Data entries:
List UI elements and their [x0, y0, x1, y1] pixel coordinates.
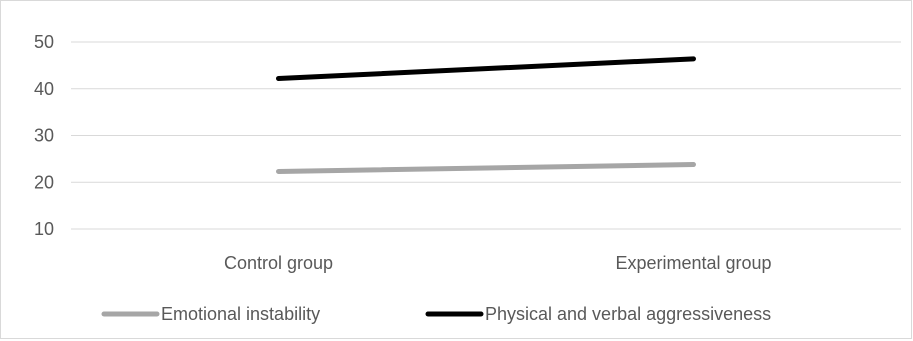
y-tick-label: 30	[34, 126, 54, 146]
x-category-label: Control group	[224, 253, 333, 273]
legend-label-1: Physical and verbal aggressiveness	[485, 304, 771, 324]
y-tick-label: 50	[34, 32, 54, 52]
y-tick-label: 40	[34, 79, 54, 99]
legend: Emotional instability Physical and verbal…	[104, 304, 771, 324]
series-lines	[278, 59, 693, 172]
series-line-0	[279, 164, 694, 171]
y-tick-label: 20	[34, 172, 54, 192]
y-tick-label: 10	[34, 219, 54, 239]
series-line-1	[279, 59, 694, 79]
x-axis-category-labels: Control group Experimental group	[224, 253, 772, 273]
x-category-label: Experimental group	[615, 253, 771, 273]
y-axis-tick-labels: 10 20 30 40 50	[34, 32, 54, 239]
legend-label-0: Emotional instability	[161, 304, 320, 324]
...
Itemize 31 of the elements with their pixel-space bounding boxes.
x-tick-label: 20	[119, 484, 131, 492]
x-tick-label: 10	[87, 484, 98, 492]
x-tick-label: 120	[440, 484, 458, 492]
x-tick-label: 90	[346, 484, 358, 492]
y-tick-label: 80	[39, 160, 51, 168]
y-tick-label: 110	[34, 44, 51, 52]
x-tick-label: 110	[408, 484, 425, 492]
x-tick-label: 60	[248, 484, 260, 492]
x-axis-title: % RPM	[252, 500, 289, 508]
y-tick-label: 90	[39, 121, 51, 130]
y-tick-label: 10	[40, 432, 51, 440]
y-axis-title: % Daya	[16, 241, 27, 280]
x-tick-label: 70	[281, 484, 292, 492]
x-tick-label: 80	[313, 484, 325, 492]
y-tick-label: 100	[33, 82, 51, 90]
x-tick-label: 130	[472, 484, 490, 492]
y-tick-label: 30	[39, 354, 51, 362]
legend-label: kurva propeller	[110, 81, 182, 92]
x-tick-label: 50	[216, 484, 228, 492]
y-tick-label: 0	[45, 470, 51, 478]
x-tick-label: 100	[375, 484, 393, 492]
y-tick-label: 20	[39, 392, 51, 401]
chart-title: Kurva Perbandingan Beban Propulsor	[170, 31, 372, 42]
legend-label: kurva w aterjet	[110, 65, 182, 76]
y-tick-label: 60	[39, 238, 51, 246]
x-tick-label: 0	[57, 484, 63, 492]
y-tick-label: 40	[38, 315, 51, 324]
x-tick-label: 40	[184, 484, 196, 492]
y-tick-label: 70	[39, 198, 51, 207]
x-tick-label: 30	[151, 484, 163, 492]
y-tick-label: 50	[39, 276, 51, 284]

*THE EXERCISE*:
Lay out the material from the line containing "List UI elements" through the line containing "304, 320, 324]" as a Markdown table with the columns Row and Line. Number each line, leave out blank lines, and omit the pictures.

*THE OUTPUT*:
| Row | Line |
|---|---|
| 1 | List UI elements and their [x0, y0, x1, y1] pixel coordinates. |
| 2 | y-tick-label: 30	[34, 126, 54, 146] |
| 3 | x-category-label: Control group	[224, 253, 333, 273] |
| 4 | legend-label-1: Physical and verbal aggressiveness	[485, 304, 771, 324] |
| 5 | y-tick-label: 50	[34, 32, 54, 52] |
| 6 | y-tick-label: 40	[34, 79, 54, 99] |
| 7 | legend: Emotional instability Physical and verbal…	[104, 304, 771, 324] |
| 8 | series-lines	[278, 59, 693, 172] |
| 9 | series-line-0	[279, 164, 694, 171] |
| 10 | y-tick-label: 20	[34, 172, 54, 192] |
| 11 | y-tick-label: 10	[34, 219, 54, 239] |
| 12 | series-line-1	[279, 59, 694, 79] |
| 13 | x-axis-category-labels: Control group Experimental group	[224, 253, 772, 273] |
| 14 | x-category-label: Experimental group	[615, 253, 771, 273] |
| 15 | y-axis-tick-labels: 10 20 30 40 50	[34, 32, 54, 239] |
| 16 | legend-label-0: Emotional instability	[161, 304, 320, 324] |